### GOAL OF THE EXERCISE
Select the lines that contain "Total" and copy each of them.

•••••

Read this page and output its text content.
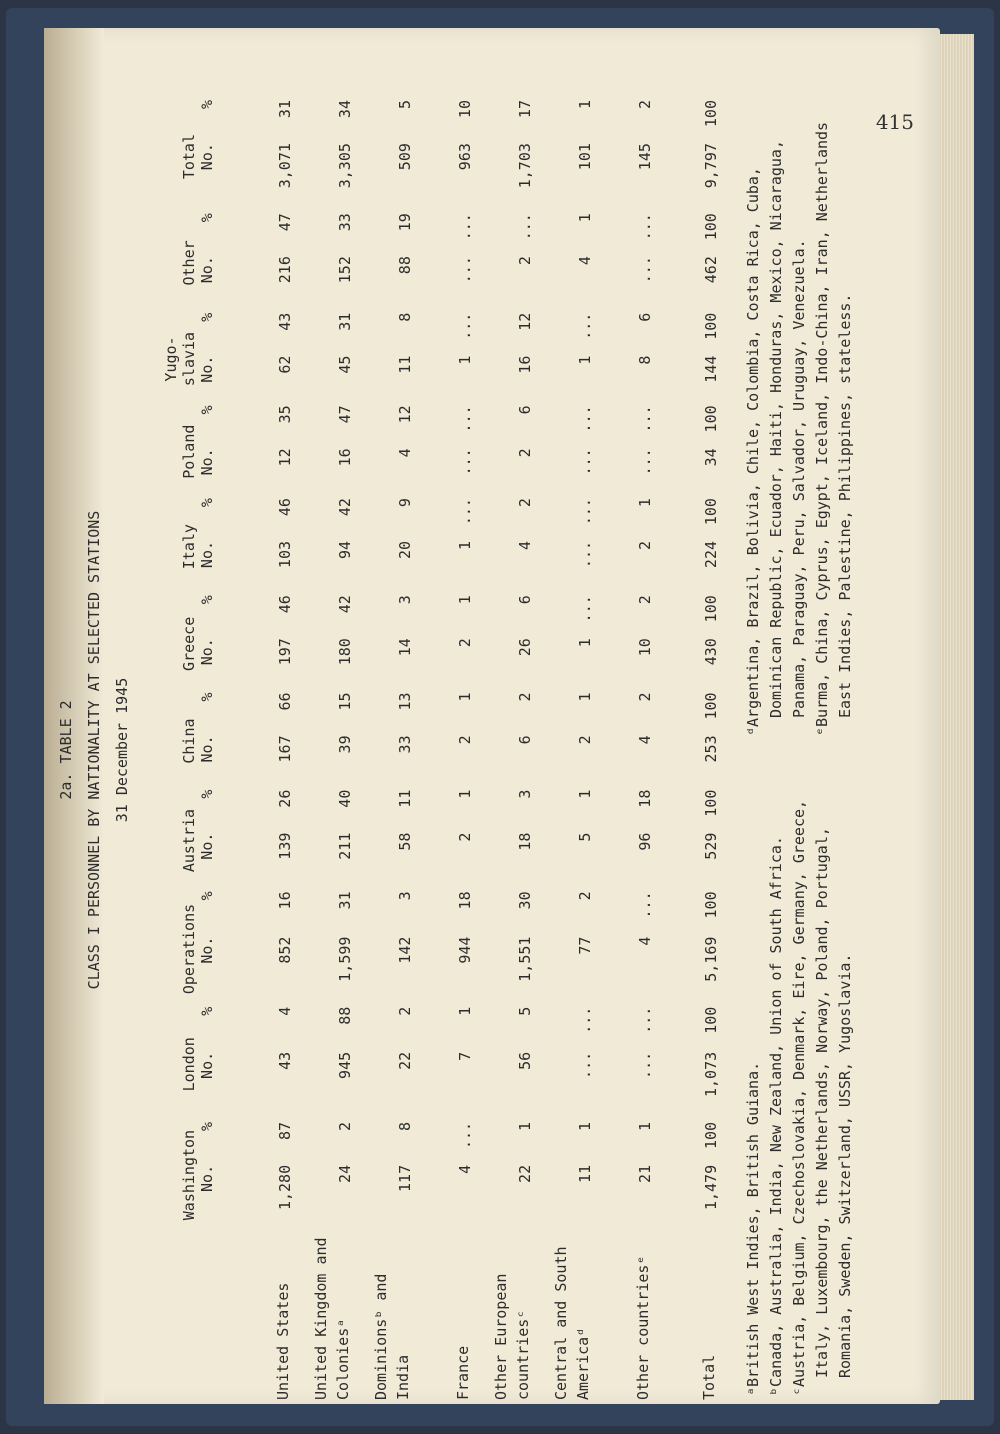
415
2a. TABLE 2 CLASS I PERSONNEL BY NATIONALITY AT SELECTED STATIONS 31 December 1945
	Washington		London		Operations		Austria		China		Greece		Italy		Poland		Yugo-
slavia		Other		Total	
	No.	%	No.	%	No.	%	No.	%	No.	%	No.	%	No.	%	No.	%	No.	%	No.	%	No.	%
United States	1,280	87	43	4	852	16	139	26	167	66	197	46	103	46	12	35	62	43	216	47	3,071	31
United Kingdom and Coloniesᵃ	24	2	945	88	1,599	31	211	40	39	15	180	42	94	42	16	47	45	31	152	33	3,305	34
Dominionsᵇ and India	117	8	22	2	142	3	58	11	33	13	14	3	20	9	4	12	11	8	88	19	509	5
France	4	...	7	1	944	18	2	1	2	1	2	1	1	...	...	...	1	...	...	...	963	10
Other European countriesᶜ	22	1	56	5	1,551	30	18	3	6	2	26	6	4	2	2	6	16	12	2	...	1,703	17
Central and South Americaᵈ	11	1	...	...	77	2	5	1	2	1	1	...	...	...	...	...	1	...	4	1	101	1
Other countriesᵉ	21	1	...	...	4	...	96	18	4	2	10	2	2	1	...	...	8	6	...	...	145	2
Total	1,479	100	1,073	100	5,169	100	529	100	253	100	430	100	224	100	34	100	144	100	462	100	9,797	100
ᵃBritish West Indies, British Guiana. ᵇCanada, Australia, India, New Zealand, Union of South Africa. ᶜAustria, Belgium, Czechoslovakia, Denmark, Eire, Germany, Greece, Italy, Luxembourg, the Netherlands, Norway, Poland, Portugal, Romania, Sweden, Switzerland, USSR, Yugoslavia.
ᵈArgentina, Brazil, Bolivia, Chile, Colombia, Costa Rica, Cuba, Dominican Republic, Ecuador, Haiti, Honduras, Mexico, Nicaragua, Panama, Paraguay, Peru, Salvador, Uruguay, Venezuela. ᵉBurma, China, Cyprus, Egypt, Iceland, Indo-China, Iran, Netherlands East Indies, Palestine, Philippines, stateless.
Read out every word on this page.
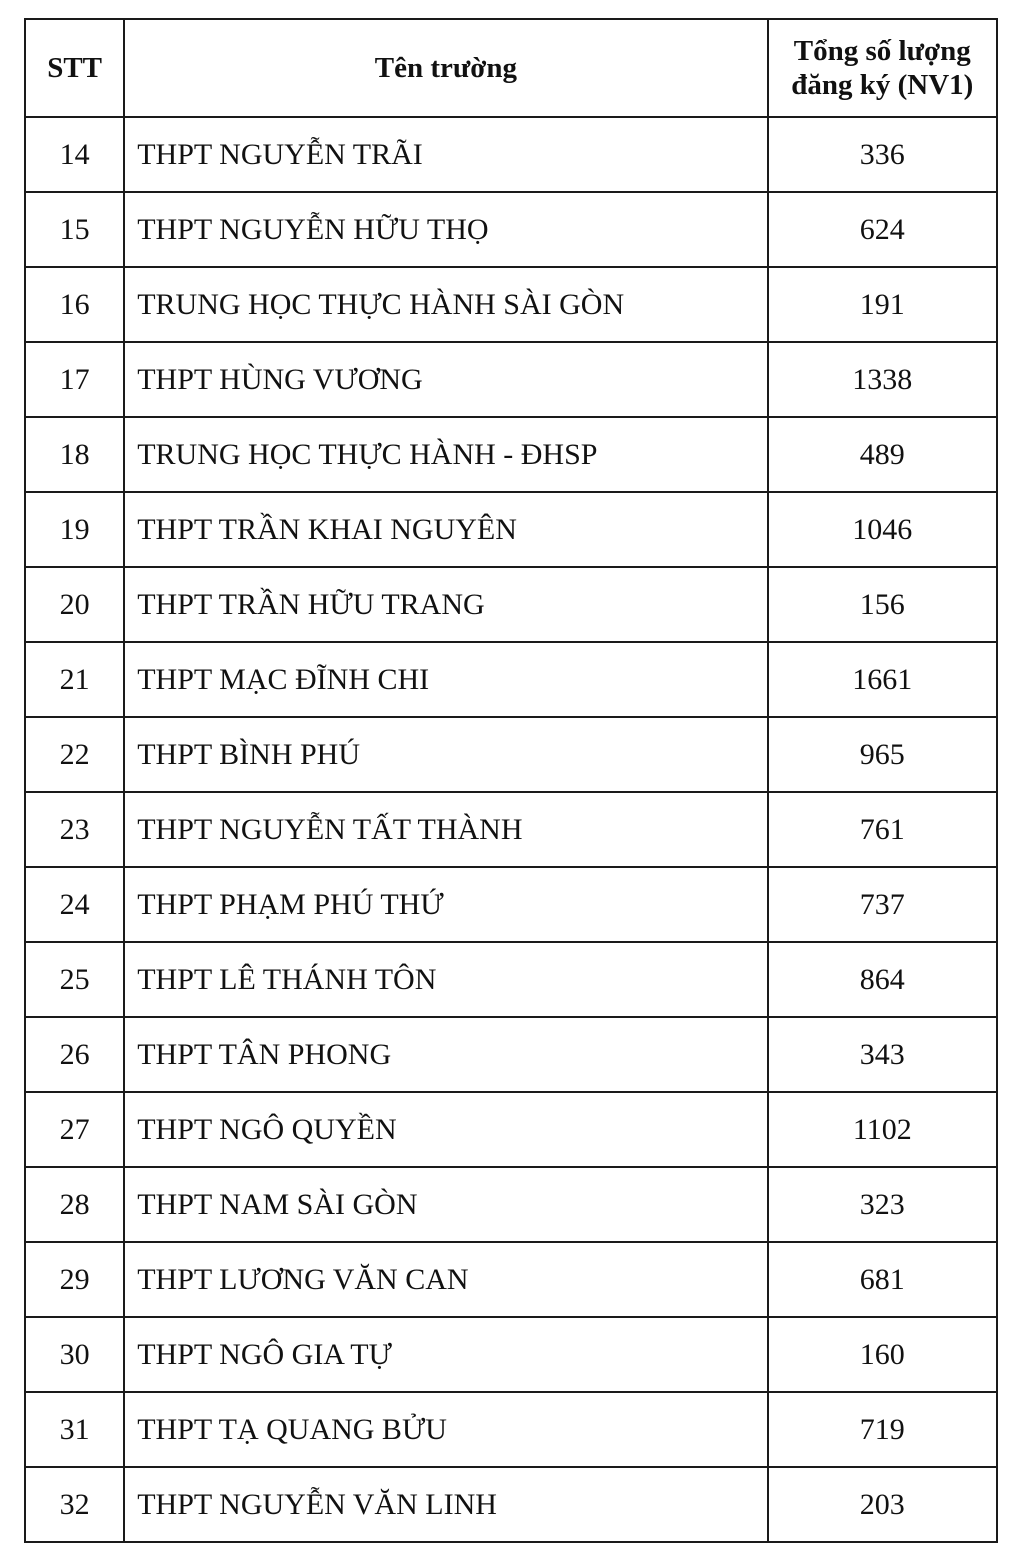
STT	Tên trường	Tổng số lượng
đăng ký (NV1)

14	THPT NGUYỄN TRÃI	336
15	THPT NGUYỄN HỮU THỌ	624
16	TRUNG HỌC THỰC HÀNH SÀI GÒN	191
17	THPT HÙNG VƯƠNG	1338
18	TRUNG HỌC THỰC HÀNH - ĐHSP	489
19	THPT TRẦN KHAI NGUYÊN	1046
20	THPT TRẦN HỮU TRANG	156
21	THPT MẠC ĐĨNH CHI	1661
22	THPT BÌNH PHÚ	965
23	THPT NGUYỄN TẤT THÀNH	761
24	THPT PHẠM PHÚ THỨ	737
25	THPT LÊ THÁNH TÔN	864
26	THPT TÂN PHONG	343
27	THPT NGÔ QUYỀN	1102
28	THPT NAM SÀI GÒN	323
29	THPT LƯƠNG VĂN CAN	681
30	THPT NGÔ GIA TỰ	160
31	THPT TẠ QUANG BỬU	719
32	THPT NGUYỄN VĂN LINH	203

•••••

### EXPECTED ANSWER
slavia		Other		Total	
Total	1,479	100	1,073	100	5,169	100	529	100	253	100	430	100	224	100	34	100	144	100	462	100	9,797	100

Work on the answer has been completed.